**INFORMATION SUPPLIED**
================================

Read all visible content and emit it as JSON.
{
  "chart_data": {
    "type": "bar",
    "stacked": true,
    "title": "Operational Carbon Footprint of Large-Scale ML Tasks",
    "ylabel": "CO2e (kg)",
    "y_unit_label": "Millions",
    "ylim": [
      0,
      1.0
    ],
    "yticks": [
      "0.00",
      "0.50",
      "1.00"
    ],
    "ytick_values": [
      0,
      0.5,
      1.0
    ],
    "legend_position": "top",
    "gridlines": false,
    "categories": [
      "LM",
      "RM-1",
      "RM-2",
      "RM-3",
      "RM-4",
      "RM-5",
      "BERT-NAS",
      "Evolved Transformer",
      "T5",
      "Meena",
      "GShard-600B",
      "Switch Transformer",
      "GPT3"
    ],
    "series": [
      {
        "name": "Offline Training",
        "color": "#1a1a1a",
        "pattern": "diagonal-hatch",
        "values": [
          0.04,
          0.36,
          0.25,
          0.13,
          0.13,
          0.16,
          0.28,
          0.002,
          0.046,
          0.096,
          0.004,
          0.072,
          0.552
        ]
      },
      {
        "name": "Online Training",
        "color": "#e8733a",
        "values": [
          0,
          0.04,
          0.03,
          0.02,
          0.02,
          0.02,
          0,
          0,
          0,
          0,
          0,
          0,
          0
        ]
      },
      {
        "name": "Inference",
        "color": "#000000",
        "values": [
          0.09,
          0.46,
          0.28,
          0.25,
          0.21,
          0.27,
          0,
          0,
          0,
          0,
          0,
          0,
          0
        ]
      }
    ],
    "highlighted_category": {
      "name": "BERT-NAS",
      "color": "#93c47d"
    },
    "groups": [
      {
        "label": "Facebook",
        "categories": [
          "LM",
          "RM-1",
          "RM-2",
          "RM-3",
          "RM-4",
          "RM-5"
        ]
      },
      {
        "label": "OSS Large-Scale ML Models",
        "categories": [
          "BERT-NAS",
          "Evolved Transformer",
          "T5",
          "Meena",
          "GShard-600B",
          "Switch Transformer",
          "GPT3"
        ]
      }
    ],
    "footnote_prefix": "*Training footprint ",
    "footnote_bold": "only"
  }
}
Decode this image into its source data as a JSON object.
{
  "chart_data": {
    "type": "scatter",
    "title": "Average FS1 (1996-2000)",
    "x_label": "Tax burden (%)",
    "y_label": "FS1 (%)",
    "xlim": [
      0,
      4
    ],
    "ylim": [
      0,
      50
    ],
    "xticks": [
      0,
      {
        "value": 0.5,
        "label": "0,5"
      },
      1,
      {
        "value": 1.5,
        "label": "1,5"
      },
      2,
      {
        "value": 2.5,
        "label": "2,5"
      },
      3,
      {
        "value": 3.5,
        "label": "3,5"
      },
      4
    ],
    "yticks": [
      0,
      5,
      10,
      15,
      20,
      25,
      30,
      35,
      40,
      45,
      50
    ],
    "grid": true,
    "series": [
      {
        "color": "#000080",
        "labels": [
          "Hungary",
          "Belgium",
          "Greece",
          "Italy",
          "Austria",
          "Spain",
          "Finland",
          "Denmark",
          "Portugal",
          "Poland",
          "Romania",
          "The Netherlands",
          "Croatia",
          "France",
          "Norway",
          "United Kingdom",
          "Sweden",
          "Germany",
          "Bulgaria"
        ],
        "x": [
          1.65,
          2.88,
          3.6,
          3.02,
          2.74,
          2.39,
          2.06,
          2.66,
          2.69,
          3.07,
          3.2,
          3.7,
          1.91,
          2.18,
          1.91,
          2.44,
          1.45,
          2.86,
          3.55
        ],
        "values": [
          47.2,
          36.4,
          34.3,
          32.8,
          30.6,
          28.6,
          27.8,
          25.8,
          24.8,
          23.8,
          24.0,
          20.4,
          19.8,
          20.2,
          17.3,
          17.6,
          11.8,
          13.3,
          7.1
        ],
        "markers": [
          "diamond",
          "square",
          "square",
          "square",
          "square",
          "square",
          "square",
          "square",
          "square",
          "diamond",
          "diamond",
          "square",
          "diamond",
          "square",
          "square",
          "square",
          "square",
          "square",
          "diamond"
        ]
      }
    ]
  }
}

================================

**WRITTEN EXERCISE**
All of the records must be retyped exactly as they are.

**FINAL ANSWER**
Read all visible content and emit it as JSON.
{
  "chart_data": {
    "type": "bar",
    "stacked": true,
    "title": "Operational Carbon Footprint of Large-Scale ML Tasks",
    "ylabel": "CO2e (kg)",
    "y_unit_label": "Millions",
    "ylim": [
      0,
      1.0
    ],
    "yticks": [
      "0.00",
      "0.50",
      "1.00"
    ],
    "ytick_values": [
      0,
      0.5,
      1.0
    ],
    "legend_position": "top",
    "gridlines": false,
    "categories": [
      "LM",
      "RM-1",
      "RM-2",
      "RM-3",
      "RM-4",
      "RM-5",
      "BERT-NAS",
      "Evolved Transformer",
      "T5",
      "Meena",
      "GShard-600B",
      "Switch Transformer",
      "GPT3"
    ],
    "series": [
      {
        "name": "Offline Training",
        "color": "#1a1a1a",
        "pattern": "diagonal-hatch",
        "values": [
          0.04,
          0.36,
          0.25,
          0.13,
          0.13,
          0.16,
          0.28,
          0.002,
          0.046,
          0.096,
          0.004,
          0.072,
          0.552
        ]
      },
      {
        "name": "Online Training",
        "color": "#e8733a",
        "values": [
          0,
          0.04,
          0.03,
          0.02,
          0.02,
          0.02,
          0,
          0,
          0,
          0,
          0,
          0,
          0
        ]
      },
      {
        "name": "Inference",
        "color": "#000000",
        "values": [
          0.09,
          0.46,
          0.28,
          0.25,
          0.21,
          0.27,
          0,
          0,
          0,
          0,
          0,
          0,
          0
        ]
      }
    ],
    "highlighted_category": {
      "name": "BERT-NAS",
      "color": "#93c47d"
    },
    "groups": [
      {
        "label": "Facebook",
        "categories": [
          "LM",
          "RM-1",
          "RM-2",
          "RM-3",
          "RM-4",
          "RM-5"
        ]
      },
      {
        "label": "OSS Large-Scale ML Models",
        "categories": [
          "BERT-NAS",
          "Evolved Transformer",
          "T5",
          "Meena",
          "GShard-600B",
          "Switch Transformer",
          "GPT3"
        ]
      }
    ],
    "footnote_prefix": "*Training footprint ",
    "footnote_bold": "only"
  }
}
Decode this image into its source data as a JSON object.
{
  "chart_data": {
    "type": "scatter",
    "title": "Average FS1 (1996-2000)",
    "x_label": "Tax burden (%)",
    "y_label": "FS1 (%)",
    "xlim": [
      0,
      4
    ],
    "ylim": [
      0,
      50
    ],
    "xticks": [
      0,
      {
        "value": 0.5,
        "label": "0,5"
      },
      1,
      {
        "value": 1.5,
        "label": "1,5"
      },
      2,
      {
        "value": 2.5,
        "label": "2,5"
      },
      3,
      {
        "value": 3.5,
        "label": "3,5"
      },
      4
    ],
    "yticks": [
      0,
      5,
      10,
      15,
      20,
      25,
      30,
      35,
      40,
      45,
      50
    ],
    "grid": true,
    "series": [
      {
        "color": "#000080",
        "labels": [
          "Hungary",
          "Belgium",
          "Greece",
          "Italy",
          "Austria",
          "Spain",
          "Finland",
          "Denmark",
          "Portugal",
          "Poland",
          "Romania",
          "The Netherlands",
          "Croatia",
          "France",
          "Norway",
          "United Kingdom",
          "Sweden",
          "Germany",
          "Bulgaria"
        ],
        "x": [
          1.65,
          2.88,
          3.6,
          3.02,
          2.74,
          2.39,
          2.06,
          2.66,
          2.69,
          3.07,
          3.2,
          3.7,
          1.91,
          2.18,
          1.91,
          2.44,
          1.45,
          2.86,
          3.55
        ],
        "values": [
          47.2,
          36.4,
          34.3,
          32.8,
          30.6,
          28.6,
          27.8,
          25.8,
          24.8,
          23.8,
          24.0,
          20.4,
          19.8,
          20.2,
          17.3,
          17.6,
          11.8,
          13.3,
          7.1
        ],
        "markers": [
          "diamond",
          "square",
          "square",
          "square",
          "square",
          "square",
          "square",
          "square",
          "square",
          "diamond",
          "diamond",
          "square",
          "diamond",
          "square",
          "square",
          "square",
          "square",
          "square",
          "diamond"
        ]
      }
    ]
  }
}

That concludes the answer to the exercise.